• **AIM OF THE EXERCISE**: You are to retype all of the data exactly as it appears.
- - - - -
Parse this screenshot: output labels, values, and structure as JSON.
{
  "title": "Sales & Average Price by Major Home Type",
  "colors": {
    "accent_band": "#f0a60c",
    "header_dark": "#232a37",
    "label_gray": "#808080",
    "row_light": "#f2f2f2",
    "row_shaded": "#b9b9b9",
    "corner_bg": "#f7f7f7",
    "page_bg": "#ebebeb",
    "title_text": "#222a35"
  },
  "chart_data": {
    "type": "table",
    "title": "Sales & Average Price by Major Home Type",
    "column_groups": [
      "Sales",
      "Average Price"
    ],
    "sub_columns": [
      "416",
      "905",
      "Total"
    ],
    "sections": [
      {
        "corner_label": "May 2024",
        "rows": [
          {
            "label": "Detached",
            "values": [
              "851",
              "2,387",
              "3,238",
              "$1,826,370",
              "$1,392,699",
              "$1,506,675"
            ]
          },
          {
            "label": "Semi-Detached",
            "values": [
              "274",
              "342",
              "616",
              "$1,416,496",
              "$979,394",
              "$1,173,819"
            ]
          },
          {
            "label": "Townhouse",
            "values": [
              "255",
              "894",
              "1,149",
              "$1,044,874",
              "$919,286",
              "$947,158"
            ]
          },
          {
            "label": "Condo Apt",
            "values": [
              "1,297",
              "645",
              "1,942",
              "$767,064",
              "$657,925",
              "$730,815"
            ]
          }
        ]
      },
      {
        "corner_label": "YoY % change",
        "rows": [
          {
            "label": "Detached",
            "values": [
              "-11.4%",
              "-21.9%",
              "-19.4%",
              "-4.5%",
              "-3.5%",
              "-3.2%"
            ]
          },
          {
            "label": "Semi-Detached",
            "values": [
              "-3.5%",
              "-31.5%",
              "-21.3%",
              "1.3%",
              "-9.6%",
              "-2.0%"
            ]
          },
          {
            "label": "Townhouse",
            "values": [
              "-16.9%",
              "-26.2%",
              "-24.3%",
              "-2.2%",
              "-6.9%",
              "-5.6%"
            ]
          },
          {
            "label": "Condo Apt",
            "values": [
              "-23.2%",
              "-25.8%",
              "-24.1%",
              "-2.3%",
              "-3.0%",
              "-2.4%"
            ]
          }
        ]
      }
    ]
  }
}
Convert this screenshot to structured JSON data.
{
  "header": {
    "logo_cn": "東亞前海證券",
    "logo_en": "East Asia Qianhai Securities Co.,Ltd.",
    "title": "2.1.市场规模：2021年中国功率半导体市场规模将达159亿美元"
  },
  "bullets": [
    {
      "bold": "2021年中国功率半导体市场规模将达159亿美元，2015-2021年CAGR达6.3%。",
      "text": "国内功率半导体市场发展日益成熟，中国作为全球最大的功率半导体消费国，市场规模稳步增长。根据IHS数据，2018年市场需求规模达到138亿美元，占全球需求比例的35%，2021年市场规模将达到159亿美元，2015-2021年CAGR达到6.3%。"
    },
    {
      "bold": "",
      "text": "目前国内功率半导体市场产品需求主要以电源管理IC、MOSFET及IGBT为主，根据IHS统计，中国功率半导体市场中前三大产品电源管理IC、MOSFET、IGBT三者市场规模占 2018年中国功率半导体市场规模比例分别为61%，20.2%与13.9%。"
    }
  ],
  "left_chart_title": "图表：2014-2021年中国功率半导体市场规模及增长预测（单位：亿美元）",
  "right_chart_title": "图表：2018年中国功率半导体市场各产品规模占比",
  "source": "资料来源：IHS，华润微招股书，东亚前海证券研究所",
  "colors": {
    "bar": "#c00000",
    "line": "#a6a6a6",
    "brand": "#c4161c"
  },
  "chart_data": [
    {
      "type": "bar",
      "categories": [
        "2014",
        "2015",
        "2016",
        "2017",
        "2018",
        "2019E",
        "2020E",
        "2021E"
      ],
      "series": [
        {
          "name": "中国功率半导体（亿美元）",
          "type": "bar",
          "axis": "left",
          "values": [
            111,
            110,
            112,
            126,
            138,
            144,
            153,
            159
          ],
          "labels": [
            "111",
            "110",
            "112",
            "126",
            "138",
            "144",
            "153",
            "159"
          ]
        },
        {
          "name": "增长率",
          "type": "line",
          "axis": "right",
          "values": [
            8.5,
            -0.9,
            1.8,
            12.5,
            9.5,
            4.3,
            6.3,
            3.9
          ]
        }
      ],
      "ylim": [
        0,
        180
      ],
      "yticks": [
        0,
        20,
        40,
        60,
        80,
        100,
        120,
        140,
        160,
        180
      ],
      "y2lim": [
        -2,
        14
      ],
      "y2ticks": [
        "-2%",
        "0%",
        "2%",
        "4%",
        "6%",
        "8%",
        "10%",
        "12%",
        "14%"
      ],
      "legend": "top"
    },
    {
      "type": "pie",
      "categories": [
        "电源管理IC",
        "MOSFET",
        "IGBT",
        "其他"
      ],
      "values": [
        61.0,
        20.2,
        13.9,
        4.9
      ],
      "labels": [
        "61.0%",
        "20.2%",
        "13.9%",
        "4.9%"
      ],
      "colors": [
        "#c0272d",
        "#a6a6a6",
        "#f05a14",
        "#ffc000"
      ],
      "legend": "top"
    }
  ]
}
- - - - -
• **RESULT**:
Parse this screenshot: output labels, values, and structure as JSON.
{
  "title": "Sales & Average Price by Major Home Type",
  "colors": {
    "accent_band": "#f0a60c",
    "header_dark": "#232a37",
    "label_gray": "#808080",
    "row_light": "#f2f2f2",
    "row_shaded": "#b9b9b9",
    "corner_bg": "#f7f7f7",
    "page_bg": "#ebebeb",
    "title_text": "#222a35"
  },
  "chart_data": {
    "type": "table",
    "title": "Sales & Average Price by Major Home Type",
    "column_groups": [
      "Sales",
      "Average Price"
    ],
    "sub_columns": [
      "416",
      "905",
      "Total"
    ],
    "sections": [
      {
        "corner_label": "May 2024",
        "rows": [
          {
            "label": "Detached",
            "values": [
              "851",
              "2,387",
              "3,238",
              "$1,826,370",
              "$1,392,699",
              "$1,506,675"
            ]
          },
          {
            "label": "Semi-Detached",
            "values": [
              "274",
              "342",
              "616",
              "$1,416,496",
              "$979,394",
              "$1,173,819"
            ]
          },
          {
            "label": "Townhouse",
            "values": [
              "255",
              "894",
              "1,149",
              "$1,044,874",
              "$919,286",
              "$947,158"
            ]
          },
          {
            "label": "Condo Apt",
            "values": [
              "1,297",
              "645",
              "1,942",
              "$767,064",
              "$657,925",
              "$730,815"
            ]
          }
        ]
      },
      {
        "corner_label": "YoY % change",
        "rows": [
          {
            "label": "Detached",
            "values": [
              "-11.4%",
              "-21.9%",
              "-19.4%",
              "-4.5%",
              "-3.5%",
              "-3.2%"
            ]
          },
          {
            "label": "Semi-Detached",
            "values": [
              "-3.5%",
              "-31.5%",
              "-21.3%",
              "1.3%",
              "-9.6%",
              "-2.0%"
            ]
          },
          {
            "label": "Townhouse",
            "values": [
              "-16.9%",
              "-26.2%",
              "-24.3%",
              "-2.2%",
              "-6.9%",
              "-5.6%"
            ]
          },
          {
            "label": "Condo Apt",
            "values": [
              "-23.2%",
              "-25.8%",
              "-24.1%",
              "-2.3%",
              "-3.0%",
              "-2.4%"
            ]
          }
        ]
      }
    ]
  }
}
Convert this screenshot to structured JSON data.
{
  "header": {
    "logo_cn": "東亞前海證券",
    "logo_en": "East Asia Qianhai Securities Co.,Ltd.",
    "title": "2.1.市场规模：2021年中国功率半导体市场规模将达159亿美元"
  },
  "bullets": [
    {
      "bold": "2021年中国功率半导体市场规模将达159亿美元，2015-2021年CAGR达6.3%。",
      "text": "国内功率半导体市场发展日益成熟，中国作为全球最大的功率半导体消费国，市场规模稳步增长。根据IHS数据，2018年市场需求规模达到138亿美元，占全球需求比例的35%，2021年市场规模将达到159亿美元，2015-2021年CAGR达到6.3%。"
    },
    {
      "bold": "",
      "text": "目前国内功率半导体市场产品需求主要以电源管理IC、MOSFET及IGBT为主，根据IHS统计，中国功率半导体市场中前三大产品电源管理IC、MOSFET、IGBT三者市场规模占 2018年中国功率半导体市场规模比例分别为61%，20.2%与13.9%。"
    }
  ],
  "left_chart_title": "图表：2014-2021年中国功率半导体市场规模及增长预测（单位：亿美元）",
  "right_chart_title": "图表：2018年中国功率半导体市场各产品规模占比",
  "source": "资料来源：IHS，华润微招股书，东亚前海证券研究所",
  "colors": {
    "bar": "#c00000",
    "line": "#a6a6a6",
    "brand": "#c4161c"
  },
  "chart_data": [
    {
      "type": "bar",
      "categories": [
        "2014",
        "2015",
        "2016",
        "2017",
        "2018",
        "2019E",
        "2020E",
        "2021E"
      ],
      "series": [
        {
          "name": "中国功率半导体（亿美元）",
          "type": "bar",
          "axis": "left",
          "values": [
            111,
            110,
            112,
            126,
            138,
            144,
            153,
            159
          ],
          "labels": [
            "111",
            "110",
            "112",
            "126",
            "138",
            "144",
            "153",
            "159"
          ]
        },
        {
          "name": "增长率",
          "type": "line",
          "axis": "right",
          "values": [
            8.5,
            -0.9,
            1.8,
            12.5,
            9.5,
            4.3,
            6.3,
            3.9
          ]
        }
      ],
      "ylim": [
        0,
        180
      ],
      "yticks": [
        0,
        20,
        40,
        60,
        80,
        100,
        120,
        140,
        160,
        180
      ],
      "y2lim": [
        -2,
        14
      ],
      "y2ticks": [
        "-2%",
        "0%",
        "2%",
        "4%",
        "6%",
        "8%",
        "10%",
        "12%",
        "14%"
      ],
      "legend": "top"
    },
    {
      "type": "pie",
      "categories": [
        "电源管理IC",
        "MOSFET",
        "IGBT",
        "其他"
      ],
      "values": [
        61.0,
        20.2,
        13.9,
        4.9
      ],
      "labels": [
        "61.0%",
        "20.2%",
        "13.9%",
        "4.9%"
      ],
      "colors": [
        "#c0272d",
        "#a6a6a6",
        "#f05a14",
        "#ffc000"
      ],
      "legend": "top"
    }
  ]
}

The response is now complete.